What the task requires: Report every line in the listing that contains the string "CORRELATION".

::::

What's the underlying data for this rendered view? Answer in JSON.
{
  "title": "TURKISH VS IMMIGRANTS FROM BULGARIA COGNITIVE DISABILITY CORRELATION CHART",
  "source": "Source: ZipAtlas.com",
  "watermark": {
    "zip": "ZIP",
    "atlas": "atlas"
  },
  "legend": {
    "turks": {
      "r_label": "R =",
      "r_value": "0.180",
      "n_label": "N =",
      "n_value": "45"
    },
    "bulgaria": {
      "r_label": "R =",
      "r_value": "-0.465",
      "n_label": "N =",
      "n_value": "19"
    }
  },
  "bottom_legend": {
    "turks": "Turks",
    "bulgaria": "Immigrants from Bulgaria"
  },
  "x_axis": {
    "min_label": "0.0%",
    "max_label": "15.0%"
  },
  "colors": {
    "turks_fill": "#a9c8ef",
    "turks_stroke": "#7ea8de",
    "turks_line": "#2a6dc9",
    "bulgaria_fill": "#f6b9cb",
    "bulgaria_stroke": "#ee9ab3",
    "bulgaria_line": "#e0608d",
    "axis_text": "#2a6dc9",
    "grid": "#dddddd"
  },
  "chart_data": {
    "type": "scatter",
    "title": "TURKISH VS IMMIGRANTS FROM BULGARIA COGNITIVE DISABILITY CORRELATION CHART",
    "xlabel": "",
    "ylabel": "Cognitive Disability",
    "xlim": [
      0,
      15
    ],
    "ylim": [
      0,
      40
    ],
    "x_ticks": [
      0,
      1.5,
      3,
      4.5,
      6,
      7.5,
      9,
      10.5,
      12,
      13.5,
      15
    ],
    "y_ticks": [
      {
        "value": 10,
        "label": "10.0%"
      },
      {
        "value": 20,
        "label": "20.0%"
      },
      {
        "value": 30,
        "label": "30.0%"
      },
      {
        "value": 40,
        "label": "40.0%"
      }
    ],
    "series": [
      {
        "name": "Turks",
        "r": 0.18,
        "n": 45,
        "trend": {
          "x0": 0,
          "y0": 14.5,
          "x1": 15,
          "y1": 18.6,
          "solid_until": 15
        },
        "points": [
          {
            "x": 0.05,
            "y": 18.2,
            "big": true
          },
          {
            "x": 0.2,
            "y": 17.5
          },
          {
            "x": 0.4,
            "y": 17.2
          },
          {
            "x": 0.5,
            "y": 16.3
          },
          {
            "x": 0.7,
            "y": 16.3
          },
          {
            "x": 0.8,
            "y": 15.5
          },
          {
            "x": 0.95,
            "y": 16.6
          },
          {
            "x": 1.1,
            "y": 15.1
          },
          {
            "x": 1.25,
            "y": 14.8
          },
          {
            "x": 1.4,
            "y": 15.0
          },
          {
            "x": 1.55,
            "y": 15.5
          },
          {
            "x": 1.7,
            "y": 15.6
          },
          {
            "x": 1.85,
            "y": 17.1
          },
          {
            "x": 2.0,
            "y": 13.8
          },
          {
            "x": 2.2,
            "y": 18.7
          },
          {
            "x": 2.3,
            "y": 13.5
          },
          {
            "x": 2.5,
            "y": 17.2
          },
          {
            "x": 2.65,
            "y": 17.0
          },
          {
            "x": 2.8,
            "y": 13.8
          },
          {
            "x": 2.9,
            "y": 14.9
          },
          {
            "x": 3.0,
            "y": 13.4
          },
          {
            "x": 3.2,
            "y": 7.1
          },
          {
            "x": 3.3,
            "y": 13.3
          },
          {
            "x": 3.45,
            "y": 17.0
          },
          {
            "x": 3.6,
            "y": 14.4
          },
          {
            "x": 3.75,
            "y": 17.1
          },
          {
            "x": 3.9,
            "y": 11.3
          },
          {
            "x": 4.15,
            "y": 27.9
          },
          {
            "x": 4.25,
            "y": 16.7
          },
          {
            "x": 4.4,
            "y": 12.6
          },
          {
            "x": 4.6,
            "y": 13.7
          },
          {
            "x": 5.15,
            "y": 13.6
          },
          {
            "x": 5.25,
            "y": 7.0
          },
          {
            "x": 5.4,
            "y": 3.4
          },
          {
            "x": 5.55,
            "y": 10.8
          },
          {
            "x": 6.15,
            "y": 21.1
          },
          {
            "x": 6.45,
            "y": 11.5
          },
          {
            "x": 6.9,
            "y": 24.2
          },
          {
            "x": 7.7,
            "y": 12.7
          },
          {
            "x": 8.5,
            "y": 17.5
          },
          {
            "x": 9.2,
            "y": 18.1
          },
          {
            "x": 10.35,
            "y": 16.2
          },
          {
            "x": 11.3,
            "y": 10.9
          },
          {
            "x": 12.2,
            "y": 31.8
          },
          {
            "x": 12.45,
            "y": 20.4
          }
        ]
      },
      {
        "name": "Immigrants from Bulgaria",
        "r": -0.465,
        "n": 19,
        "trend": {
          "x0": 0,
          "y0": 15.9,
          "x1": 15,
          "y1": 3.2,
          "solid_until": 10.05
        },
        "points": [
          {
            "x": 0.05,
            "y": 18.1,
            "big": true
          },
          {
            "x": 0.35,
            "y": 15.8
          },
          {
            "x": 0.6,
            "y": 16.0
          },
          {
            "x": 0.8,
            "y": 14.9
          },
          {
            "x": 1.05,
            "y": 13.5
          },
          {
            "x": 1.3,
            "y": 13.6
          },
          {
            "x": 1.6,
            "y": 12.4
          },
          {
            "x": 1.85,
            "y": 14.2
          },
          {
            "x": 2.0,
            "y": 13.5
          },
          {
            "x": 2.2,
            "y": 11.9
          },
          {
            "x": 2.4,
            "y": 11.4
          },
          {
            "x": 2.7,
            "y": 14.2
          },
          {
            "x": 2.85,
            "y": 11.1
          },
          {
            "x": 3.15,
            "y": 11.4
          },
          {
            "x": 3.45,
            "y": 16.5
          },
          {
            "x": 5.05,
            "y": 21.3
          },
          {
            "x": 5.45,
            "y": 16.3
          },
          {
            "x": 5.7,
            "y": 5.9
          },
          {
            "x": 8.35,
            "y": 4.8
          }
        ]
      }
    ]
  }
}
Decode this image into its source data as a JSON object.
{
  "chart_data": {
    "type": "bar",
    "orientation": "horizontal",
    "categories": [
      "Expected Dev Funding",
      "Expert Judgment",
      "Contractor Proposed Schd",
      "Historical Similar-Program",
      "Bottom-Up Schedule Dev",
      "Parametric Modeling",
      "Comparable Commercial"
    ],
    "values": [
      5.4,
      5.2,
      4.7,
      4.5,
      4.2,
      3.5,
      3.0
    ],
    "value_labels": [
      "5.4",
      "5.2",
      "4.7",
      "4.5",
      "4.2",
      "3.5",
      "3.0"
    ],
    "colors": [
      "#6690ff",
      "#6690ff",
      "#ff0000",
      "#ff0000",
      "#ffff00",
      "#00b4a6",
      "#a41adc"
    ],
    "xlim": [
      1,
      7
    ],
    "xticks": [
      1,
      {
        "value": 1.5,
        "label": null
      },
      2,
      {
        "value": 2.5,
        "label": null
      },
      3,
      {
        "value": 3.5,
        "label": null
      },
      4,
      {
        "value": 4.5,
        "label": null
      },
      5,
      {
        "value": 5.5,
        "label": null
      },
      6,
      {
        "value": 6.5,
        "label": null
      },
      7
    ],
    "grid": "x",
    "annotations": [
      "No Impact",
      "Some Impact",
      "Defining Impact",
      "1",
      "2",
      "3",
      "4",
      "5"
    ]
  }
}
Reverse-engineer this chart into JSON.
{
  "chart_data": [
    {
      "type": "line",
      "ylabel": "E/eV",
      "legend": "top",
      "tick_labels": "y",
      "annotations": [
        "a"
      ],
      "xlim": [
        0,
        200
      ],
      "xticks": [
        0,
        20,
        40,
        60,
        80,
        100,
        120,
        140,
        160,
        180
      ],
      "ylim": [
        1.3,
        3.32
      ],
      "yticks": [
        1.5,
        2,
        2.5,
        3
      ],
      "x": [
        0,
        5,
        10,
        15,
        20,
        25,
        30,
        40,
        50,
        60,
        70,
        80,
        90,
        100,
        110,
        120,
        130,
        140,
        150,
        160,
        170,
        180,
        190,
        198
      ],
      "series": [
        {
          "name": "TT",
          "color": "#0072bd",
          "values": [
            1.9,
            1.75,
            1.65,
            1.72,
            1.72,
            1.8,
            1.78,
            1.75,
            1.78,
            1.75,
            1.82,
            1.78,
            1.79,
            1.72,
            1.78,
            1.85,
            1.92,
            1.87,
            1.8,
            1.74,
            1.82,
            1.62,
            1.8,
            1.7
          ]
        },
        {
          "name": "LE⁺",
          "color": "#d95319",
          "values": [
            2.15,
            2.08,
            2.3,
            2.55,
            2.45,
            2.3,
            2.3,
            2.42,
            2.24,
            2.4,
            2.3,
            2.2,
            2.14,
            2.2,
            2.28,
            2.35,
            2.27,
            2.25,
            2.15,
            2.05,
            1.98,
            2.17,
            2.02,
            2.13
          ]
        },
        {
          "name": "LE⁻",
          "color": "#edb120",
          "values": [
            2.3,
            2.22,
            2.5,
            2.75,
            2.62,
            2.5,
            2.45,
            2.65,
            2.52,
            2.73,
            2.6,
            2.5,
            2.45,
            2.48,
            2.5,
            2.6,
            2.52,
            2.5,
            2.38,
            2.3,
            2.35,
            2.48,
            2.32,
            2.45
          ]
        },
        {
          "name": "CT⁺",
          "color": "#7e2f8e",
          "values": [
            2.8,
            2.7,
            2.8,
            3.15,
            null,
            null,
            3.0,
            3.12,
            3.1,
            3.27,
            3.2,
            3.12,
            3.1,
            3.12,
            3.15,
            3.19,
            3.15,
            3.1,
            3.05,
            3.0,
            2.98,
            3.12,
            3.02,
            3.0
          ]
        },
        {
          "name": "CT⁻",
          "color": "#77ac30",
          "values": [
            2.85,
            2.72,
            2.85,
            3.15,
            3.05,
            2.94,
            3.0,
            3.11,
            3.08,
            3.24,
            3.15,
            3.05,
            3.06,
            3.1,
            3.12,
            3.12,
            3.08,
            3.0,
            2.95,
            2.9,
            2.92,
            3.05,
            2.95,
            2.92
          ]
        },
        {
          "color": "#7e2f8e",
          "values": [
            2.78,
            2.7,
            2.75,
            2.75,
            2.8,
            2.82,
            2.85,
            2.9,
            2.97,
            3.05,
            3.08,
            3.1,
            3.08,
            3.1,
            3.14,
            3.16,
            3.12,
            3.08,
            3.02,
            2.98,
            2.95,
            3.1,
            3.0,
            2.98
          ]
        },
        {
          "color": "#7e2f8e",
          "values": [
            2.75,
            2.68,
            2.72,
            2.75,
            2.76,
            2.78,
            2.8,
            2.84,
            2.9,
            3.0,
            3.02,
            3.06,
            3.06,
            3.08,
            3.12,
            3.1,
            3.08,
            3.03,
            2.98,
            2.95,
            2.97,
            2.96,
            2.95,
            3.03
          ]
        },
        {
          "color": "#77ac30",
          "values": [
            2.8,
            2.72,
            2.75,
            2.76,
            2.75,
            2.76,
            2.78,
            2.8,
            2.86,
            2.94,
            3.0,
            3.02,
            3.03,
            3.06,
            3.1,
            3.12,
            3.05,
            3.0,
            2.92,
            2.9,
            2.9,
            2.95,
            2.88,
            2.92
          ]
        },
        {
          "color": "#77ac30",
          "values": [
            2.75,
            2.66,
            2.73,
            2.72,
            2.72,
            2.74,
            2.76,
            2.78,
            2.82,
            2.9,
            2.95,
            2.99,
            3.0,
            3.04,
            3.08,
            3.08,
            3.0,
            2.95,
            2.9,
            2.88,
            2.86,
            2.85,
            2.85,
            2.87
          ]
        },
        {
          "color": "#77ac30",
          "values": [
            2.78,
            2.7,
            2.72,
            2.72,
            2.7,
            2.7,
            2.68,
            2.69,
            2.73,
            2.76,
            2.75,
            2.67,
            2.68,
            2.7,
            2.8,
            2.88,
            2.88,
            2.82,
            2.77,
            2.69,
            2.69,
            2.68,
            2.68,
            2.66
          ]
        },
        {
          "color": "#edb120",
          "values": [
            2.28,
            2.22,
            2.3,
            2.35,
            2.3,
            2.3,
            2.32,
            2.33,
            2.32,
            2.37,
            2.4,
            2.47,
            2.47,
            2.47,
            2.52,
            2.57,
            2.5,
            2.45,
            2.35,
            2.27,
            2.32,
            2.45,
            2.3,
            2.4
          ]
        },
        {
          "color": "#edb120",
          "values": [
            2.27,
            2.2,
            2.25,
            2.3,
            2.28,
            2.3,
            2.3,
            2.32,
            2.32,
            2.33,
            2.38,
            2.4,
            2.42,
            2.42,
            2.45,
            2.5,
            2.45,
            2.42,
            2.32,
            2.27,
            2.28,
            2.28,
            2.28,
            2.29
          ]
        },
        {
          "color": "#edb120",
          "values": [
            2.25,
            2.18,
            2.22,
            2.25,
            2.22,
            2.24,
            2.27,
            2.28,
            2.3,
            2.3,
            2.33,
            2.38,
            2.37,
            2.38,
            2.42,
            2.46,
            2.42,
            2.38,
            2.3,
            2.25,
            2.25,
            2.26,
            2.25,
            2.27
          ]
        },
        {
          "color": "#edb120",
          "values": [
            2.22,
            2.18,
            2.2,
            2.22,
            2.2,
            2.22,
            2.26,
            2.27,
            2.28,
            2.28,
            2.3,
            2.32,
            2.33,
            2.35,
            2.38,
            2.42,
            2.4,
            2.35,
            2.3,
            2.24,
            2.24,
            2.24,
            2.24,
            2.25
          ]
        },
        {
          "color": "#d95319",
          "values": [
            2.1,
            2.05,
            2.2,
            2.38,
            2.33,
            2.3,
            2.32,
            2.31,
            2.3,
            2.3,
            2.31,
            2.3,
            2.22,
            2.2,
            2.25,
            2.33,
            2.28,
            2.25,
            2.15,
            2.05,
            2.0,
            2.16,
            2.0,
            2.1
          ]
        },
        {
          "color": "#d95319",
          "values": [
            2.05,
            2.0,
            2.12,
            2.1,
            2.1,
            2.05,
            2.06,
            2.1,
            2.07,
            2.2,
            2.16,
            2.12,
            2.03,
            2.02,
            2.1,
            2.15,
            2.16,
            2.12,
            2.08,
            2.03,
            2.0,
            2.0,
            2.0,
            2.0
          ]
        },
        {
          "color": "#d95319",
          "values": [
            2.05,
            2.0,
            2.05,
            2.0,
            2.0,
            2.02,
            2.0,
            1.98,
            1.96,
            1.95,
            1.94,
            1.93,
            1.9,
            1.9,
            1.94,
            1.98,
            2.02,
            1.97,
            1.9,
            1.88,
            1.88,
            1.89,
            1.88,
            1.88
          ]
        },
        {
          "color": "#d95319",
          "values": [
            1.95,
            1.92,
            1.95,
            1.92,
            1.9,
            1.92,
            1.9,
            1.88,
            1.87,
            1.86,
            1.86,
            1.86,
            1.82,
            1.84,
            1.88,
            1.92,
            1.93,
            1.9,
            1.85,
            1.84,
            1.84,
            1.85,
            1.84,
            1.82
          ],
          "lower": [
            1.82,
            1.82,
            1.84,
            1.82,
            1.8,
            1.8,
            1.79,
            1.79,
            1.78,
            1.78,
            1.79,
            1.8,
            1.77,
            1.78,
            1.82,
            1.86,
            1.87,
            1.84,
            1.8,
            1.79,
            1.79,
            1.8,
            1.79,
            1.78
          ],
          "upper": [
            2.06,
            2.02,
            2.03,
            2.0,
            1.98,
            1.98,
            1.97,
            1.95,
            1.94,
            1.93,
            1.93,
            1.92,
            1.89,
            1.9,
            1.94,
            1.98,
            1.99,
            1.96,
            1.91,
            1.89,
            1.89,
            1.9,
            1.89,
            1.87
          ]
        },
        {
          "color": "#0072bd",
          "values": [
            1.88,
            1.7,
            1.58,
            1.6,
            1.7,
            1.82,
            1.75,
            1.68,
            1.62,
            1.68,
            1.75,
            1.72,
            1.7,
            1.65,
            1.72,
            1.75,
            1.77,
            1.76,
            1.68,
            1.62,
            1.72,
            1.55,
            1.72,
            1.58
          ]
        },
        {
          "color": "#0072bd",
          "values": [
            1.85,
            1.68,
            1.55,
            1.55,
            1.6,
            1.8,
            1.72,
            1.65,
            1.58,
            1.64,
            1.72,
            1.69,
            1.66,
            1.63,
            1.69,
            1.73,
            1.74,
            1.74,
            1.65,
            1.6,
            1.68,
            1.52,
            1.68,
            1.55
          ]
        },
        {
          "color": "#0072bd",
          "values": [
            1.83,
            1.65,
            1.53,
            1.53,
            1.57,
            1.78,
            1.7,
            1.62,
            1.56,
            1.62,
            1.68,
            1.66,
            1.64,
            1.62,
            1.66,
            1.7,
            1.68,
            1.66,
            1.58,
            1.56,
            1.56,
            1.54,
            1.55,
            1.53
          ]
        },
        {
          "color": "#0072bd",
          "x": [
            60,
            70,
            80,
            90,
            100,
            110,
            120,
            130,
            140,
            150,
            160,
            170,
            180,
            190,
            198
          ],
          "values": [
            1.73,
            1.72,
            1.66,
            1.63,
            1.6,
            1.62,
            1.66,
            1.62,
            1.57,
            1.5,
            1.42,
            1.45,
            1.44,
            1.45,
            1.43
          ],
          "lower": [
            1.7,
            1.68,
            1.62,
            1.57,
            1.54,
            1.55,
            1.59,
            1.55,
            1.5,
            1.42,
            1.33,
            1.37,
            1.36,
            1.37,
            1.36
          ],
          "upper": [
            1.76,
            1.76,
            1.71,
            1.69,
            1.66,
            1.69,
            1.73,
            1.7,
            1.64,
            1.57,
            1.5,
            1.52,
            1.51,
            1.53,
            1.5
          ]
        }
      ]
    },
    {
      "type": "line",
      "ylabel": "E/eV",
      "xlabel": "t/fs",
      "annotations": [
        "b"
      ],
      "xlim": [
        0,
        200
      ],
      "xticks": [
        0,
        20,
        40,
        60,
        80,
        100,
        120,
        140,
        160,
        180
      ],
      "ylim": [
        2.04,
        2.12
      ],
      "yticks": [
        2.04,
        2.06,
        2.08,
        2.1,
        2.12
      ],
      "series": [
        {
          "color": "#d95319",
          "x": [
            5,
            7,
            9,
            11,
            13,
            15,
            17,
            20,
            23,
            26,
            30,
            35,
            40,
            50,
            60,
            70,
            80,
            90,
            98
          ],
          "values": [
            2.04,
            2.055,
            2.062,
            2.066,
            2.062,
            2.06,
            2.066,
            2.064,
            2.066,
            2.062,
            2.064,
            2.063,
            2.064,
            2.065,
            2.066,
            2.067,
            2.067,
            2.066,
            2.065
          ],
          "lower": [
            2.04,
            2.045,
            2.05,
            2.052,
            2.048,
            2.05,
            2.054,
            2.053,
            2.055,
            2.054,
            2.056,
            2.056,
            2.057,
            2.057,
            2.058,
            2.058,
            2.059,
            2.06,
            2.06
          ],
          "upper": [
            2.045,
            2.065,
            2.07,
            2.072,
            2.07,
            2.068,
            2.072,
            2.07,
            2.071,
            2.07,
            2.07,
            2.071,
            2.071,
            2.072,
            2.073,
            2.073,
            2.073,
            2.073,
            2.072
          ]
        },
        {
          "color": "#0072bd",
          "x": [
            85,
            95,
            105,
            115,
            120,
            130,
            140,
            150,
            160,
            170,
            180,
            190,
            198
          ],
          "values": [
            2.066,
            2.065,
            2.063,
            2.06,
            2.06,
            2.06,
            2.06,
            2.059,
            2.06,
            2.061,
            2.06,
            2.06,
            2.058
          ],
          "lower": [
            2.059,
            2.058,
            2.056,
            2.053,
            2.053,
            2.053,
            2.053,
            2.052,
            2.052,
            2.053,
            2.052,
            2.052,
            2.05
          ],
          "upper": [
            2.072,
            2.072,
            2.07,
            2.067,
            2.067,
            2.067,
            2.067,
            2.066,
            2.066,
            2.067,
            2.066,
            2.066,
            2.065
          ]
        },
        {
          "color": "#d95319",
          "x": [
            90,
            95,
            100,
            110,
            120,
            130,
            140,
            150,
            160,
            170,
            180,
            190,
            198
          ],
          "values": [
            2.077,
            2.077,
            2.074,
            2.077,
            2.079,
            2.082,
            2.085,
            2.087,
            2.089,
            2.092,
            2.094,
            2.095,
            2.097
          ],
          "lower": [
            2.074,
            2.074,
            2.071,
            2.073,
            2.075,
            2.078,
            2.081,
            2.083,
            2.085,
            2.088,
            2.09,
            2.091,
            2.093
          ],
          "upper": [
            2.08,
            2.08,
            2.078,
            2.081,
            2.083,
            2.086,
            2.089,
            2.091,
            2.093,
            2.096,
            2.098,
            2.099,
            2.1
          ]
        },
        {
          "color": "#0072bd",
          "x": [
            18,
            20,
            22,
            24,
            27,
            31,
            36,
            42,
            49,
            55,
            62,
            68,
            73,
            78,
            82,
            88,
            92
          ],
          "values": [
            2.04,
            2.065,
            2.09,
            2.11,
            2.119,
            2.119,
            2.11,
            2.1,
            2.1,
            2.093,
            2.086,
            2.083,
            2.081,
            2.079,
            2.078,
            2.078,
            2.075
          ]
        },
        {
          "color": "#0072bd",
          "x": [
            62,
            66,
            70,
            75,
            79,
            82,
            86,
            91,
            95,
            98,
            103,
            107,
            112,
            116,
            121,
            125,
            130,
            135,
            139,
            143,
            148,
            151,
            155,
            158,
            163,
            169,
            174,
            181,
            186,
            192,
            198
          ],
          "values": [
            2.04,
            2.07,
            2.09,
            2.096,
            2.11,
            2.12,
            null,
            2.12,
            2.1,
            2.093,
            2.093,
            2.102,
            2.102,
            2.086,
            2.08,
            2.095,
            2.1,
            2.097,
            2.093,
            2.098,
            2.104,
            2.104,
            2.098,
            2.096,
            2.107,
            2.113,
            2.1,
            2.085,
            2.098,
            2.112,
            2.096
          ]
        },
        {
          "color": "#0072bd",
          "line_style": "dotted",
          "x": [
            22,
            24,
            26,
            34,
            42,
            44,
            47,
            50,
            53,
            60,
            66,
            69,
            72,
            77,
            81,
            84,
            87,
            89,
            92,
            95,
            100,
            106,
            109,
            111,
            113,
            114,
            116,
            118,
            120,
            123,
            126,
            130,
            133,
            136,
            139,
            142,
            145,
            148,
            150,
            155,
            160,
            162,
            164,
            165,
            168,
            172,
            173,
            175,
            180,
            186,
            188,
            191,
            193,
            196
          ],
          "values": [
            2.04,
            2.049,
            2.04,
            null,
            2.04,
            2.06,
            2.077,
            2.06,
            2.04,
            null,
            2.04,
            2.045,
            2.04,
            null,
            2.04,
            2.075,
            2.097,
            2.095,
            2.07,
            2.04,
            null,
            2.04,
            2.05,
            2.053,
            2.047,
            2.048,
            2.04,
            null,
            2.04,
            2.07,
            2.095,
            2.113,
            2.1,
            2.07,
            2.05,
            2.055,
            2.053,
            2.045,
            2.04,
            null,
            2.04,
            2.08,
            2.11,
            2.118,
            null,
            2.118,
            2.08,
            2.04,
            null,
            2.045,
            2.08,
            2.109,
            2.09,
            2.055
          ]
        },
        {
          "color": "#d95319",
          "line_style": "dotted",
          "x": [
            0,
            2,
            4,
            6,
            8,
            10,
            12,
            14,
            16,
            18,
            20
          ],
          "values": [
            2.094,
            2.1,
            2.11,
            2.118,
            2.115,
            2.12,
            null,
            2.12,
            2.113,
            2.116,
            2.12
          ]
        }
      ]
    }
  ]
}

::::

Exercise response:
  "title": "TURKISH VS IMMIGRANTS FROM BULGARIA COGNITIVE DISABILITY CORRELATION CHART",
    "title": "TURKISH VS IMMIGRANTS FROM BULGARIA COGNITIVE DISABILITY CORRELATION CHART",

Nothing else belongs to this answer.